### Tasks to carry out
**1.** Translate this sentence from the SQL post into Spanish: "So this query needs to be as optimized as possible."
**2.** Decide whether each statement agrees with the SQL post, and back each yes or no with the deciding words quoted from it: (a) The table is around 50GB in size. (b) The current query returns a row when any of its matching elements equals a target value. (c) The current approach finishes in under a minute.

━━ Document section

The XML for each row in Col_X
may contain multiple MyElement
's, and I want that ID
in case ANY of those elements match ANY of the values in filterColumn
.
The problem is that those columns are actually of varchar(max)
datatype, and the table itself is huge (like 50GB huge). So this query needs to be as optimized as possible.
Here's an example for where I am now, which merely returns the row where the first matching element equals one of the ones I'm looking for. Due to a plethora of different error messages I can't seem to be able to change this to compare to all of the same named elements as I want to.
SELECT ID,
CAST(Col_X AS XML).value('(//*[local-name()=''MyElement''])', N'varchar(25)')
FROM XMLtable
...and then compare the results to filterTable
. This already takes 5+ minutes.

━━━━
━━ Data extract

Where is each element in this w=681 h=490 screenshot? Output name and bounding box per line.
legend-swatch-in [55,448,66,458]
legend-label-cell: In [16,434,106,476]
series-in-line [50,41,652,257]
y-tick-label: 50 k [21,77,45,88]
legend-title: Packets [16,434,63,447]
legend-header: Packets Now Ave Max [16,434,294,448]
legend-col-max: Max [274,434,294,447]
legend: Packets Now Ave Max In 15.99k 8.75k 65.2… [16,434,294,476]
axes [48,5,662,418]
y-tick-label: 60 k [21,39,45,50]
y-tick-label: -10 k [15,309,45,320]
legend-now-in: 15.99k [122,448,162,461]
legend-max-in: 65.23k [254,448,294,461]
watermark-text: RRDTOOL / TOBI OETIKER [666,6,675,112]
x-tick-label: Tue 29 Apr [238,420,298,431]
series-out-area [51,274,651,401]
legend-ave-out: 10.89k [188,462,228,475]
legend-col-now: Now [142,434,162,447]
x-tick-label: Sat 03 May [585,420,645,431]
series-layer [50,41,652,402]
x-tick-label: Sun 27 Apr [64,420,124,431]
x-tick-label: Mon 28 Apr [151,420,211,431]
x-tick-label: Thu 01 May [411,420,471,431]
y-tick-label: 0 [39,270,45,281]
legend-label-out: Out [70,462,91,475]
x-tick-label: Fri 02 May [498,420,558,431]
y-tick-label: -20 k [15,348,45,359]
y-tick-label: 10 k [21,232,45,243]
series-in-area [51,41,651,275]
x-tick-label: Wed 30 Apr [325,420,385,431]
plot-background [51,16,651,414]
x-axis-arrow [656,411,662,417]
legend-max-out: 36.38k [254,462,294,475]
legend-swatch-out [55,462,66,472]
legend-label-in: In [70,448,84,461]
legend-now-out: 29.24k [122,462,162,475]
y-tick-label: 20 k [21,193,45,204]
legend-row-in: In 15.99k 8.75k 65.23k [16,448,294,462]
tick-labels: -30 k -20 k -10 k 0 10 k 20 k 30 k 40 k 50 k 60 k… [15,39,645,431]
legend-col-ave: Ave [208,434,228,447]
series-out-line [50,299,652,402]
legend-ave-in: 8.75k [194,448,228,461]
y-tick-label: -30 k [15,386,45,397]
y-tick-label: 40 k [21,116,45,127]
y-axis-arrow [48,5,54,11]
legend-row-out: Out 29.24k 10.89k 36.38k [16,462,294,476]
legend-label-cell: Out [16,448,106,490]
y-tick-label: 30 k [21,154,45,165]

━━━━

### Replies
**1.** Por lo tanto, esta consulta debe estar lo más optimizada posible.

**2.**
(a) Yes: "the table itself is huge (like 50GB huge)"
(b) No: "merely returns the row where the first matching element equals one of the ones I'm looking for"
(c) No: "This already takes 5+ minutes."